Source text:
One-Time Due Diligence Not Enough


New York, NY – Recent conversations with buy-side compliance professionals have revealed that while one-time efforts to conduct due diligence of third-party research is a step in the right direction, they are coming to realize that this is not sufficient to mitigate the risk of getting insider information from research providers.

Interesting Feedback from the Buy-Side

Recently, Integrity Research has had conversations with a number of buy-side compliance professionals. One of the interesting pieces of feedback they have revealed is that in internal audits, as well as discussions with current and former regulators, they have been asked about their vendor due diligence procedures, including how they conduct diligence on external research providers.

The good news is that over the past year or two a number of asset managers have implemented various forms of compliance due diligence of external research providers, including having them fill out questionnaires, provide relevant documents, and engage in some direct compliance discussions with the asset managers.

However, most asset managers implemented this due diligence procedure once a year or so ago  – when the fear of getting material non-public information was at its highest.  Only a few managers have committed the resources to continue this compliance due diligence program since on a more regular basis.  Apparently, the efficacy of this one-time approach has been questioned by a number of experts as everyone agrees that continuous surveillance is required due to changes in the business practices of most vendors.

Relevant Issues Arise

Of course, most admit that a number of issues arise when they consider how to implement and manage an ongoing research (or any vendor) compliance due diligence program.  A few of these issues include:

Designing and implementing a program. The first question to arise is how to design and implement a research compliance due diligence program.  Most money managers have created basic questionnaires they send out to all of their research providers.  Some also request that their providers send them specific compliance documents they feel are important.  A few complement these requests with actual discussions with compliance staff at the research firms.  In addition, asset managers need to make commercial decisions about whether these programs are mandatory for all their providers.  A few money managers we have spoken with have actually told their research providers that they cannot get paid unless they complete the due diligence process to their satisfaction.  One big issue associated with implementing a compliance due diligence program is how best to analyze the information received in order to make decisions about whether the use of certain research providers increases the risk that the buy-side clients might obtain confidential or material nonpublic information.

Listing:
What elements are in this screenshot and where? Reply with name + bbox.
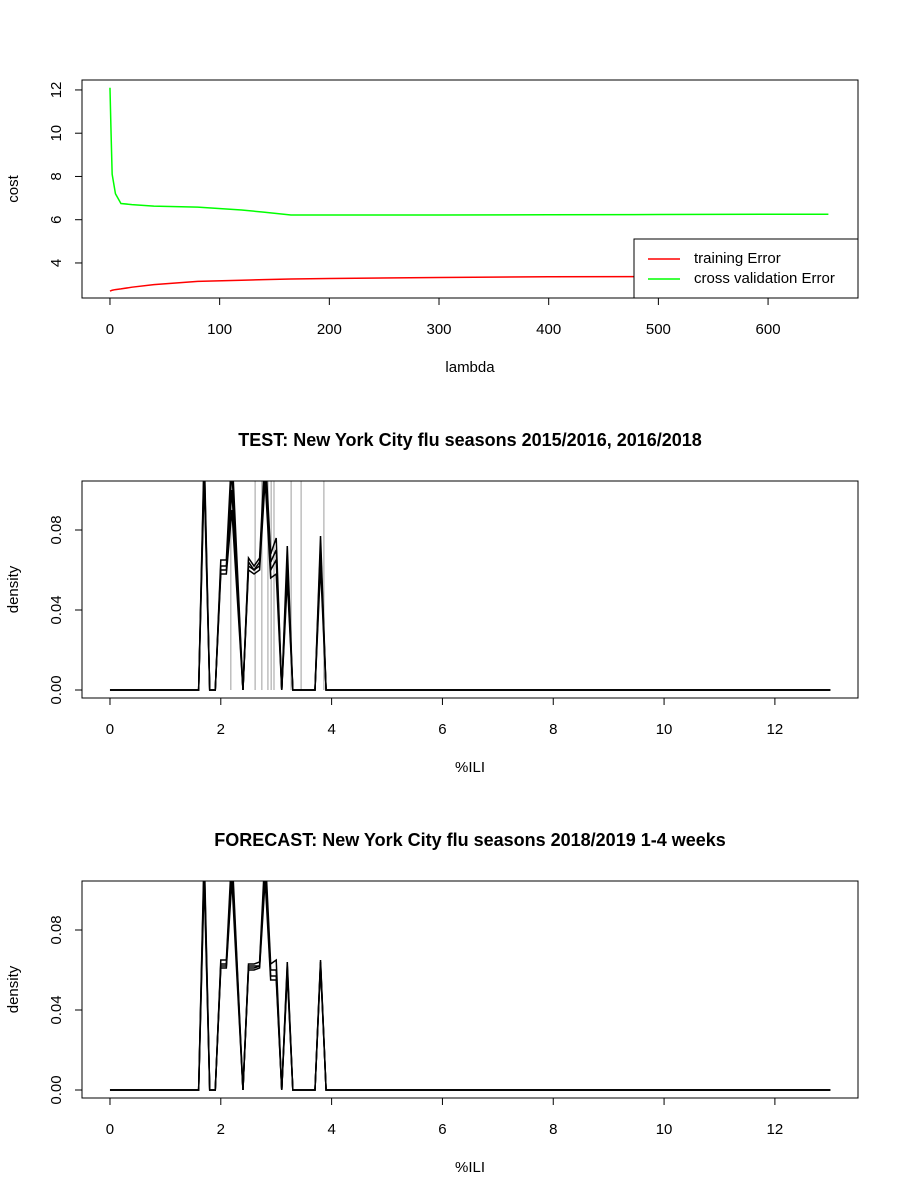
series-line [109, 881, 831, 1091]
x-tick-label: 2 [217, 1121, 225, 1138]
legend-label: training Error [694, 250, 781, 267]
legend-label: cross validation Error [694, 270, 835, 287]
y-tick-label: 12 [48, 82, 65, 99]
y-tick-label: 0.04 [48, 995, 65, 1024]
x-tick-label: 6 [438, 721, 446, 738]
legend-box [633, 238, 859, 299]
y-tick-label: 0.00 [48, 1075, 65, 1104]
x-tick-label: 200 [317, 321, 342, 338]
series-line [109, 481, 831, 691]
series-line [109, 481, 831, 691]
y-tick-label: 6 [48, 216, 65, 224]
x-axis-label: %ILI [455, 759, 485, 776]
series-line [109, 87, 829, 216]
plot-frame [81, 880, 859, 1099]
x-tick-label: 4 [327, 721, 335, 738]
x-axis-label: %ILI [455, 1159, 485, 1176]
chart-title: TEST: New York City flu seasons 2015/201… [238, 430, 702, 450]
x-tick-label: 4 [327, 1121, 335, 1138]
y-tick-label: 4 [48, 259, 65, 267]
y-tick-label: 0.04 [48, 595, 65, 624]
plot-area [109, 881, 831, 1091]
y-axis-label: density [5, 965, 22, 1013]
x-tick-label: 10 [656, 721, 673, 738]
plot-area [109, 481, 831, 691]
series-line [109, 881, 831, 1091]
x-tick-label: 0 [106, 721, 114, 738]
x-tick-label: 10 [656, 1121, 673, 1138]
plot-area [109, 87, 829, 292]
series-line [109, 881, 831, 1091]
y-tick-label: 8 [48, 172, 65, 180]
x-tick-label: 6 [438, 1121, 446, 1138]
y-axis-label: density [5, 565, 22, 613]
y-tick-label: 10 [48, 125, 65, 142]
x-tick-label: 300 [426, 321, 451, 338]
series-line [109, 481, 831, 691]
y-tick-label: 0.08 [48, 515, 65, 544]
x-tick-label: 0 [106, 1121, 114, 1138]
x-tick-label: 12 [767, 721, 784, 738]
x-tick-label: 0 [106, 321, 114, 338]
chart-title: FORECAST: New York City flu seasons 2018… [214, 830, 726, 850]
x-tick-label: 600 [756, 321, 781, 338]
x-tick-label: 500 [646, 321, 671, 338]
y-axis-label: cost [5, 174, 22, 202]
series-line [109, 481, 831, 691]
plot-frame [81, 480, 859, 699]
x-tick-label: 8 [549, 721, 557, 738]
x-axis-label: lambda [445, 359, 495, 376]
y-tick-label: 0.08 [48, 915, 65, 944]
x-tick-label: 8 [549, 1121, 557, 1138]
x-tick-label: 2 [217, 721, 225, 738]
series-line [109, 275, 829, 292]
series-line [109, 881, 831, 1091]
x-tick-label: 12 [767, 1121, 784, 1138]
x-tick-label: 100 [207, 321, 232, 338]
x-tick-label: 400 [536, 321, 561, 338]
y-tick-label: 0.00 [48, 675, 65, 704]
==
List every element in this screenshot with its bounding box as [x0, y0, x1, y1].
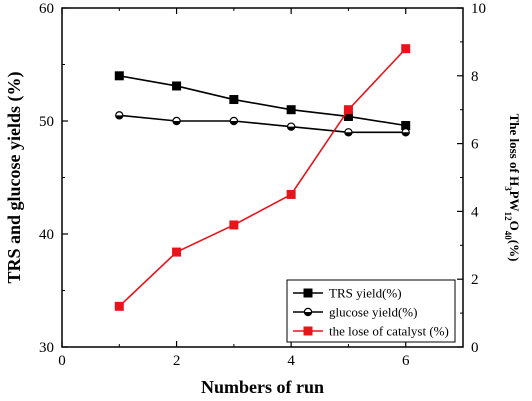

Exercise details: The article on research due diligence names several forms of compliance due diligence that asset managers have implemented for external research providers over the past year or two. List each of them.

Response to this task:
- Having them fill out questionnaires
- Having them provide relevant documents
- Having them engage in some direct compliance discussions with the asset managers